[A run of rows]
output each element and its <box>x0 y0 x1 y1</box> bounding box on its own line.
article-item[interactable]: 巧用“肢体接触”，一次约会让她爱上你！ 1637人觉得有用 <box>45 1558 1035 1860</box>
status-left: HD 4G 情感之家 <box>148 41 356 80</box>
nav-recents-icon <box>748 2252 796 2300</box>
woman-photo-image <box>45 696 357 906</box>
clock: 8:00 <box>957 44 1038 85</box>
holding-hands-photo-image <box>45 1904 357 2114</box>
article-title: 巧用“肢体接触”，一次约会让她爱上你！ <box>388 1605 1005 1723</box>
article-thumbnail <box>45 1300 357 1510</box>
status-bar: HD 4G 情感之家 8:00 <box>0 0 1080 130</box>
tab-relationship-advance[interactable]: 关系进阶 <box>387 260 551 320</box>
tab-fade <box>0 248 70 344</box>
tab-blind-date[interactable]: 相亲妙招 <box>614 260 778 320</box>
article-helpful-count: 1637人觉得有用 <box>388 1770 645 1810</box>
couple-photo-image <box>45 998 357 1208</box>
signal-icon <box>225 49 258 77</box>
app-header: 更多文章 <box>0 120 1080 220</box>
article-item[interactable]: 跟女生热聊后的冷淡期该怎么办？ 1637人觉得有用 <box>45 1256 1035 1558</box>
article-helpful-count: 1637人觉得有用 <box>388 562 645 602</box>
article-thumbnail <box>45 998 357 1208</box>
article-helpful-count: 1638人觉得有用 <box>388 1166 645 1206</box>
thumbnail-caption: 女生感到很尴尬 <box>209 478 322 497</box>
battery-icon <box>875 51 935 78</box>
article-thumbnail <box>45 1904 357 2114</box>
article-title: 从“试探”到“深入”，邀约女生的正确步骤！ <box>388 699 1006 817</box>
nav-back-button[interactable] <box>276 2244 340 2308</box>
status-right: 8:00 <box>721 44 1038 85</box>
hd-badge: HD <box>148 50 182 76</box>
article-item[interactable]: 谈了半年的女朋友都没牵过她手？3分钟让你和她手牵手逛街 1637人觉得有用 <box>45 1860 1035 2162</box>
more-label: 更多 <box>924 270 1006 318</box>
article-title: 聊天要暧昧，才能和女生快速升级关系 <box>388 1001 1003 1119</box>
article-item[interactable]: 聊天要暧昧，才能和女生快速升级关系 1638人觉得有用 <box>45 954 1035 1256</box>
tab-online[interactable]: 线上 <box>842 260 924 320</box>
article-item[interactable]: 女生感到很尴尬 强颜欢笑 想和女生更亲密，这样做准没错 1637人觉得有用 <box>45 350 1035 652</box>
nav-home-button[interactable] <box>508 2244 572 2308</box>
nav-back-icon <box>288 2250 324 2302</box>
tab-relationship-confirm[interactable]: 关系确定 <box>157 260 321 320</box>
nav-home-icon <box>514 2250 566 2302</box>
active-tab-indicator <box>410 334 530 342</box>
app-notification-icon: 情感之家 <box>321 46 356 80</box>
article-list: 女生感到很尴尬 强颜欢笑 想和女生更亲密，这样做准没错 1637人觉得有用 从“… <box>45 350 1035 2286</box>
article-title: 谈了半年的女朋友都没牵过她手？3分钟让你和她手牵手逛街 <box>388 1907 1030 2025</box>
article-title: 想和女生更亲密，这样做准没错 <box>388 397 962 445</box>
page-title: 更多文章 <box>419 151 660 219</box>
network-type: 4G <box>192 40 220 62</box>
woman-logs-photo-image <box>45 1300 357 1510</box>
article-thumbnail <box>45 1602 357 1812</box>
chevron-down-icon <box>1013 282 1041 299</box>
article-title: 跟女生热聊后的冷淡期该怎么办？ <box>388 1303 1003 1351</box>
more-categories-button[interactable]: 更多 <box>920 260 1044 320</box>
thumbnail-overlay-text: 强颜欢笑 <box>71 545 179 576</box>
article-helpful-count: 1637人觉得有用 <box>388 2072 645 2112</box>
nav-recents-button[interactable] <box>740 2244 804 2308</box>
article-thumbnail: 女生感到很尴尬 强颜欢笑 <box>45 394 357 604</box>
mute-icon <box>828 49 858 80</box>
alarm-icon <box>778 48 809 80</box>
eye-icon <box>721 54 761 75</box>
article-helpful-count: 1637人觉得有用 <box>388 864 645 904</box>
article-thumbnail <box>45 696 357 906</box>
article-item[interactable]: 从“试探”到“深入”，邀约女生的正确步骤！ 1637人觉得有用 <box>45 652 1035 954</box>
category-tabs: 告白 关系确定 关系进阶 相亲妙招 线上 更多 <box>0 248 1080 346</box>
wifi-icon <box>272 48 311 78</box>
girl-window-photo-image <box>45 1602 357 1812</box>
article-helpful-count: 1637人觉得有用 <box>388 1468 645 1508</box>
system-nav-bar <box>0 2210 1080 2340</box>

■ **Goal**
Copy every one of the rows above word for word.

■ **Finished answer**
output each element and its <box>x0 y0 x1 y1</box> bounding box on its own line.
article-item[interactable]: 巧用“肢体接触”，一次约会让她爱上你！ 1637人觉得有用 <box>45 1558 1035 1860</box>
status-left: HD 4G 情感之家 <box>148 41 356 80</box>
nav-recents-icon <box>748 2252 796 2300</box>
woman-photo-image <box>45 696 357 906</box>
clock: 8:00 <box>957 44 1038 85</box>
holding-hands-photo-image <box>45 1904 357 2114</box>
article-title: 巧用“肢体接触”，一次约会让她爱上你！ <box>388 1605 1005 1723</box>
article-thumbnail <box>45 1300 357 1510</box>
status-bar: HD 4G 情感之家 8:00 <box>0 0 1080 130</box>
tab-relationship-advance[interactable]: 关系进阶 <box>387 260 551 320</box>
tab-fade <box>0 248 70 344</box>
tab-blind-date[interactable]: 相亲妙招 <box>614 260 778 320</box>
article-helpful-count: 1637人觉得有用 <box>388 1770 645 1810</box>
couple-photo-image <box>45 998 357 1208</box>
signal-icon <box>225 49 258 77</box>
app-header: 更多文章 <box>0 120 1080 220</box>
article-item[interactable]: 跟女生热聊后的冷淡期该怎么办？ 1637人觉得有用 <box>45 1256 1035 1558</box>
article-helpful-count: 1637人觉得有用 <box>388 562 645 602</box>
article-thumbnail <box>45 998 357 1208</box>
article-helpful-count: 1638人觉得有用 <box>388 1166 645 1206</box>
thumbnail-caption: 女生感到很尴尬 <box>209 478 322 497</box>
battery-icon <box>875 51 935 78</box>
article-thumbnail <box>45 1904 357 2114</box>
article-title: 从“试探”到“深入”，邀约女生的正确步骤！ <box>388 699 1006 817</box>
nav-back-button[interactable] <box>276 2244 340 2308</box>
status-right: 8:00 <box>721 44 1038 85</box>
hd-badge: HD <box>148 50 182 76</box>
article-item[interactable]: 谈了半年的女朋友都没牵过她手？3分钟让你和她手牵手逛街 1637人觉得有用 <box>45 1860 1035 2162</box>
more-label: 更多 <box>924 270 1006 318</box>
article-title: 聊天要暧昧，才能和女生快速升级关系 <box>388 1001 1003 1119</box>
article-item[interactable]: 聊天要暧昧，才能和女生快速升级关系 1638人觉得有用 <box>45 954 1035 1256</box>
tab-online[interactable]: 线上 <box>842 260 924 320</box>
article-item[interactable]: 女生感到很尴尬 强颜欢笑 想和女生更亲密，这样做准没错 1637人觉得有用 <box>45 350 1035 652</box>
nav-home-button[interactable] <box>508 2244 572 2308</box>
nav-back-icon <box>288 2250 324 2302</box>
tab-relationship-confirm[interactable]: 关系确定 <box>157 260 321 320</box>
nav-home-icon <box>514 2250 566 2302</box>
active-tab-indicator <box>410 334 530 342</box>
app-notification-icon: 情感之家 <box>321 46 356 80</box>
article-list: 女生感到很尴尬 强颜欢笑 想和女生更亲密，这样做准没错 1637人觉得有用 从“… <box>45 350 1035 2286</box>
article-title: 谈了半年的女朋友都没牵过她手？3分钟让你和她手牵手逛街 <box>388 1907 1030 2025</box>
article-title: 想和女生更亲密，这样做准没错 <box>388 397 962 445</box>
page-title: 更多文章 <box>419 151 660 219</box>
network-type: 4G <box>192 40 220 62</box>
woman-logs-photo-image <box>45 1300 357 1510</box>
article-thumbnail <box>45 1602 357 1812</box>
chevron-down-icon <box>1013 282 1041 299</box>
article-title: 跟女生热聊后的冷淡期该怎么办？ <box>388 1303 1003 1351</box>
more-categories-button[interactable]: 更多 <box>920 260 1044 320</box>
thumbnail-overlay-text: 强颜欢笑 <box>71 545 179 576</box>
article-helpful-count: 1637人觉得有用 <box>388 2072 645 2112</box>
nav-recents-button[interactable] <box>740 2244 804 2308</box>
article-thumbnail: 女生感到很尴尬 强颜欢笑 <box>45 394 357 604</box>
mute-icon <box>828 49 858 80</box>
alarm-icon <box>778 48 809 80</box>
eye-icon <box>721 54 761 75</box>
article-helpful-count: 1637人觉得有用 <box>388 864 645 904</box>
article-thumbnail <box>45 696 357 906</box>
article-item[interactable]: 从“试探”到“深入”，邀约女生的正确步骤！ 1637人觉得有用 <box>45 652 1035 954</box>
category-tabs: 告白 关系确定 关系进阶 相亲妙招 线上 更多 <box>0 248 1080 346</box>
wifi-icon <box>272 48 311 78</box>
girl-window-photo-image <box>45 1602 357 1812</box>
article-helpful-count: 1637人觉得有用 <box>388 1468 645 1508</box>
system-nav-bar <box>0 2210 1080 2340</box>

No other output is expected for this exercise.